┌──
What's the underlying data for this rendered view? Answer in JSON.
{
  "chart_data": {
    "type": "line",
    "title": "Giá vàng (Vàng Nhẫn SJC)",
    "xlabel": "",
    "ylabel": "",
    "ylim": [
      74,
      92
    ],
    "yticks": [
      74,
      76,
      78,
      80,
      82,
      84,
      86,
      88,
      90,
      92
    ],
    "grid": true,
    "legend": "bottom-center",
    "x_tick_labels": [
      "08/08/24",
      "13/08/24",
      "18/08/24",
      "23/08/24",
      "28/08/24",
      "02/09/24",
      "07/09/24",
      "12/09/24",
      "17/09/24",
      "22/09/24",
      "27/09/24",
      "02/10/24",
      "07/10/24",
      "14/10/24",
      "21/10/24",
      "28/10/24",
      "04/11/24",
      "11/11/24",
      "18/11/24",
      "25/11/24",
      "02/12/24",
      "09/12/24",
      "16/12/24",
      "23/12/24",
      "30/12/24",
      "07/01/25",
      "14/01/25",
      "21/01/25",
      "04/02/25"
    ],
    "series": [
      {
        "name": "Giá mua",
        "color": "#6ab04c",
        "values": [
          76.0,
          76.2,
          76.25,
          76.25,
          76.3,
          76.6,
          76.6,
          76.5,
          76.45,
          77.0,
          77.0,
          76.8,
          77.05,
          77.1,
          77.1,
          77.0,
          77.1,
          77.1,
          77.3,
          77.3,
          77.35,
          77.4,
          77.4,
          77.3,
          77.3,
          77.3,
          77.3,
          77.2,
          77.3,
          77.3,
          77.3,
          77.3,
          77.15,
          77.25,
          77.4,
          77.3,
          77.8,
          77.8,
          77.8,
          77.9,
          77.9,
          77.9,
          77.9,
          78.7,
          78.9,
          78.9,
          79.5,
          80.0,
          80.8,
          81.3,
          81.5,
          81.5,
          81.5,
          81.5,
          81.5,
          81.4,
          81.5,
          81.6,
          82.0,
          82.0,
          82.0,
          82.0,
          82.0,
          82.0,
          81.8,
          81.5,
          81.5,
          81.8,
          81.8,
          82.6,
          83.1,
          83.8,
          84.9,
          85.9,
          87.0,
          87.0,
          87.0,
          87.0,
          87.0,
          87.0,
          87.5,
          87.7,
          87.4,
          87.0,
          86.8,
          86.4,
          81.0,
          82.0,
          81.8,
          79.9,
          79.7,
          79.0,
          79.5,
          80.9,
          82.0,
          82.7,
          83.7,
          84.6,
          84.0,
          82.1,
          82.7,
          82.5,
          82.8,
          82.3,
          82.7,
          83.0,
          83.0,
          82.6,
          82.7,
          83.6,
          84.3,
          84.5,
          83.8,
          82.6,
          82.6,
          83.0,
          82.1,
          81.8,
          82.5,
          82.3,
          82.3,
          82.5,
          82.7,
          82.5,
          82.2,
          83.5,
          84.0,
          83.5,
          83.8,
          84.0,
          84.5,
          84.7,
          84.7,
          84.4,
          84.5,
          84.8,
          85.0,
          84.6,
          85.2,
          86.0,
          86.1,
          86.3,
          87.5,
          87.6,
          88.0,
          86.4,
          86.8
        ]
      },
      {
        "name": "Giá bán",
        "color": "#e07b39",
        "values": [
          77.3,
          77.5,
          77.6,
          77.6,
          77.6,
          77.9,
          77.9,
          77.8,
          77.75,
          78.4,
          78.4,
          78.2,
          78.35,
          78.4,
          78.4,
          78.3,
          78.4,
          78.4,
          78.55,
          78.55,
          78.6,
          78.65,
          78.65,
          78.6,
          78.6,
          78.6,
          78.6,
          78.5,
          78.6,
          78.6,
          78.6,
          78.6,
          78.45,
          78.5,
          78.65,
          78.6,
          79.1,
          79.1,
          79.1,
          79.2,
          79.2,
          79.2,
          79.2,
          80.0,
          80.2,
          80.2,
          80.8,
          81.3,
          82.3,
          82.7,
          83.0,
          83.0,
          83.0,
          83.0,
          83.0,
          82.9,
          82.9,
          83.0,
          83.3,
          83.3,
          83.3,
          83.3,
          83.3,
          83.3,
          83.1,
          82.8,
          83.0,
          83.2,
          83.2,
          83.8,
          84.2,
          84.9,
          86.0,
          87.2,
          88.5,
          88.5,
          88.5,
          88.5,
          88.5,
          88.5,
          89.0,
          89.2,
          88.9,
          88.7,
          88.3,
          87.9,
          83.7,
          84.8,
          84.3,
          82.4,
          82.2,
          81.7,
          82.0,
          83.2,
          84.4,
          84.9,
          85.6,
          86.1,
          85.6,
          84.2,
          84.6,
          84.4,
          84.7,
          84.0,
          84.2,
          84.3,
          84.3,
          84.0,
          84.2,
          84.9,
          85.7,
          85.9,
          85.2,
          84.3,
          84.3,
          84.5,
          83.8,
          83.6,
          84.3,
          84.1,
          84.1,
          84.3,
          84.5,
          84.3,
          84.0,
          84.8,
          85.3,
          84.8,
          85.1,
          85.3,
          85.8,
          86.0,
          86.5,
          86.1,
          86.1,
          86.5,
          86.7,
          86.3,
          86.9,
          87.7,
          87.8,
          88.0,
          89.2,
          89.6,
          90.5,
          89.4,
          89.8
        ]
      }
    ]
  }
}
└──
TASK DIRECTIONS: Exactly reproduce every line of the data above.

EXERCISE ANSWER:
What's the underlying data for this rendered view? Answer in JSON.
{
  "chart_data": {
    "type": "line",
    "title": "Giá vàng (Vàng Nhẫn SJC)",
    "xlabel": "",
    "ylabel": "",
    "ylim": [
      74,
      92
    ],
    "yticks": [
      74,
      76,
      78,
      80,
      82,
      84,
      86,
      88,
      90,
      92
    ],
    "grid": true,
    "legend": "bottom-center",
    "x_tick_labels": [
      "08/08/24",
      "13/08/24",
      "18/08/24",
      "23/08/24",
      "28/08/24",
      "02/09/24",
      "07/09/24",
      "12/09/24",
      "17/09/24",
      "22/09/24",
      "27/09/24",
      "02/10/24",
      "07/10/24",
      "14/10/24",
      "21/10/24",
      "28/10/24",
      "04/11/24",
      "11/11/24",
      "18/11/24",
      "25/11/24",
      "02/12/24",
      "09/12/24",
      "16/12/24",
      "23/12/24",
      "30/12/24",
      "07/01/25",
      "14/01/25",
      "21/01/25",
      "04/02/25"
    ],
    "series": [
      {
        "name": "Giá mua",
        "color": "#6ab04c",
        "values": [
          76.0,
          76.2,
          76.25,
          76.25,
          76.3,
          76.6,
          76.6,
          76.5,
          76.45,
          77.0,
          77.0,
          76.8,
          77.05,
          77.1,
          77.1,
          77.0,
          77.1,
          77.1,
          77.3,
          77.3,
          77.35,
          77.4,
          77.4,
          77.3,
          77.3,
          77.3,
          77.3,
          77.2,
          77.3,
          77.3,
          77.3,
          77.3,
          77.15,
          77.25,
          77.4,
          77.3,
          77.8,
          77.8,
          77.8,
          77.9,
          77.9,
          77.9,
          77.9,
          78.7,
          78.9,
          78.9,
          79.5,
          80.0,
          80.8,
          81.3,
          81.5,
          81.5,
          81.5,
          81.5,
          81.5,
          81.4,
          81.5,
          81.6,
          82.0,
          82.0,
          82.0,
          82.0,
          82.0,
          82.0,
          81.8,
          81.5,
          81.5,
          81.8,
          81.8,
          82.6,
          83.1,
          83.8,
          84.9,
          85.9,
          87.0,
          87.0,
          87.0,
          87.0,
          87.0,
          87.0,
          87.5,
          87.7,
          87.4,
          87.0,
          86.8,
          86.4,
          81.0,
          82.0,
          81.8,
          79.9,
          79.7,
          79.0,
          79.5,
          80.9,
          82.0,
          82.7,
          83.7,
          84.6,
          84.0,
          82.1,
          82.7,
          82.5,
          82.8,
          82.3,
          82.7,
          83.0,
          83.0,
          82.6,
          82.7,
          83.6,
          84.3,
          84.5,
          83.8,
          82.6,
          82.6,
          83.0,
          82.1,
          81.8,
          82.5,
          82.3,
          82.3,
          82.5,
          82.7,
          82.5,
          82.2,
          83.5,
          84.0,
          83.5,
          83.8,
          84.0,
          84.5,
          84.7,
          84.7,
          84.4,
          84.5,
          84.8,
          85.0,
          84.6,
          85.2,
          86.0,
          86.1,
          86.3,
          87.5,
          87.6,
          88.0,
          86.4,
          86.8
        ]
      },
      {
        "name": "Giá bán",
        "color": "#e07b39",
        "values": [
          77.3,
          77.5,
          77.6,
          77.6,
          77.6,
          77.9,
          77.9,
          77.8,
          77.75,
          78.4,
          78.4,
          78.2,
          78.35,
          78.4,
          78.4,
          78.3,
          78.4,
          78.4,
          78.55,
          78.55,
          78.6,
          78.65,
          78.65,
          78.6,
          78.6,
          78.6,
          78.6,
          78.5,
          78.6,
          78.6,
          78.6,
          78.6,
          78.45,
          78.5,
          78.65,
          78.6,
          79.1,
          79.1,
          79.1,
          79.2,
          79.2,
          79.2,
          79.2,
          80.0,
          80.2,
          80.2,
          80.8,
          81.3,
          82.3,
          82.7,
          83.0,
          83.0,
          83.0,
          83.0,
          83.0,
          82.9,
          82.9,
          83.0,
          83.3,
          83.3,
          83.3,
          83.3,
          83.3,
          83.3,
          83.1,
          82.8,
          83.0,
          83.2,
          83.2,
          83.8,
          84.2,
          84.9,
          86.0,
          87.2,
          88.5,
          88.5,
          88.5,
          88.5,
          88.5,
          88.5,
          89.0,
          89.2,
          88.9,
          88.7,
          88.3,
          87.9,
          83.7,
          84.8,
          84.3,
          82.4,
          82.2,
          81.7,
          82.0,
          83.2,
          84.4,
          84.9,
          85.6,
          86.1,
          85.6,
          84.2,
          84.6,
          84.4,
          84.7,
          84.0,
          84.2,
          84.3,
          84.3,
          84.0,
          84.2,
          84.9,
          85.7,
          85.9,
          85.2,
          84.3,
          84.3,
          84.5,
          83.8,
          83.6,
          84.3,
          84.1,
          84.1,
          84.3,
          84.5,
          84.3,
          84.0,
          84.8,
          85.3,
          84.8,
          85.1,
          85.3,
          85.8,
          86.0,
          86.5,
          86.1,
          86.1,
          86.5,
          86.7,
          86.3,
          86.9,
          87.7,
          87.8,
          88.0,
          89.2,
          89.6,
          90.5,
          89.4,
          89.8
        ]
      }
    ]
  }
}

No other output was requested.